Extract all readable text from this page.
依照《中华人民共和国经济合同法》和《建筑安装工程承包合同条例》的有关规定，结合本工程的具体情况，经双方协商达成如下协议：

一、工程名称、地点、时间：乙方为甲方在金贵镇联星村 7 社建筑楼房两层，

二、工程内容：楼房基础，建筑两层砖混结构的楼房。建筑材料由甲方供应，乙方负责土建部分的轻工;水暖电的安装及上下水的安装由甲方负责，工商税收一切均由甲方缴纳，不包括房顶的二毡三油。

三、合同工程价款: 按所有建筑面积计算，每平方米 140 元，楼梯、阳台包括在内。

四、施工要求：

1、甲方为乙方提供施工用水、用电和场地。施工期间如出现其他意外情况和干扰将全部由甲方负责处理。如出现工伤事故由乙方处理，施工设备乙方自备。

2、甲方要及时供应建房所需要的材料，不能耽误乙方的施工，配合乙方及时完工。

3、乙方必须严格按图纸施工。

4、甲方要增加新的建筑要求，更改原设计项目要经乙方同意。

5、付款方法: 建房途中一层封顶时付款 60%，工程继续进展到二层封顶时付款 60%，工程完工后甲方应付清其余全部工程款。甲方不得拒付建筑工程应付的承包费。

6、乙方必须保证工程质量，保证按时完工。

Stated task: Print the material once more, exactly.

Expected answer:
Extract all readable text from this page.
依照《中华人民共和国经济合同法》和《建筑安装工程承包合同条例》的有关规定，结合本工程的具体情况，经双方协商达成如下协议：

一、工程名称、地点、时间：乙方为甲方在金贵镇联星村 7 社建筑楼房两层，

二、工程内容：楼房基础，建筑两层砖混结构的楼房。建筑材料由甲方供应，乙方负责土建部分的轻工;水暖电的安装及上下水的安装由甲方负责，工商税收一切均由甲方缴纳，不包括房顶的二毡三油。

三、合同工程价款: 按所有建筑面积计算，每平方米 140 元，楼梯、阳台包括在内。

四、施工要求：

1、甲方为乙方提供施工用水、用电和场地。施工期间如出现其他意外情况和干扰将全部由甲方负责处理。如出现工伤事故由乙方处理，施工设备乙方自备。

2、甲方要及时供应建房所需要的材料，不能耽误乙方的施工，配合乙方及时完工。

3、乙方必须严格按图纸施工。

4、甲方要增加新的建筑要求，更改原设计项目要经乙方同意。

5、付款方法: 建房途中一层封顶时付款 60%，工程继续进展到二层封顶时付款 60%，工程完工后甲方应付清其余全部工程款。甲方不得拒付建筑工程应付的承包费。

6、乙方必须保证工程质量，保证按时完工。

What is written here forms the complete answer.